• To be done
Reproduce the entries below in full, word for word.
======== Given data ========
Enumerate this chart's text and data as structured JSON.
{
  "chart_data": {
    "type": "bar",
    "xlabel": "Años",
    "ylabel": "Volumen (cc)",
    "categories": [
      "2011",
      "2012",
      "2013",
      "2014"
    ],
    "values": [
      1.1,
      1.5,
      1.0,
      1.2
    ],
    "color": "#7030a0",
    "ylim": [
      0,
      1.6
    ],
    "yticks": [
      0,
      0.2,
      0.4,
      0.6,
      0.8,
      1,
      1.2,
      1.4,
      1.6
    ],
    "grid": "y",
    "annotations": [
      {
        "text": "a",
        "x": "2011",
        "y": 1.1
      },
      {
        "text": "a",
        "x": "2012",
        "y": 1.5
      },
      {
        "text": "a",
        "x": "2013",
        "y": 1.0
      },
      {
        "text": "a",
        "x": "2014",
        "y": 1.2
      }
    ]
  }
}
========
• Solution for this task
Enumerate this chart's text and data as structured JSON.
{
  "chart_data": {
    "type": "bar",
    "xlabel": "Años",
    "ylabel": "Volumen (cc)",
    "categories": [
      "2011",
      "2012",
      "2013",
      "2014"
    ],
    "values": [
      1.1,
      1.5,
      1.0,
      1.2
    ],
    "color": "#7030a0",
    "ylim": [
      0,
      1.6
    ],
    "yticks": [
      0,
      0.2,
      0.4,
      0.6,
      0.8,
      1,
      1.2,
      1.4,
      1.6
    ],
    "grid": "y",
    "annotations": [
      {
        "text": "a",
        "x": "2011",
        "y": 1.1
      },
      {
        "text": "a",
        "x": "2012",
        "y": 1.5
      },
      {
        "text": "a",
        "x": "2013",
        "y": 1.0
      },
      {
        "text": "a",
        "x": "2014",
        "y": 1.2
      }
    ]
  }
}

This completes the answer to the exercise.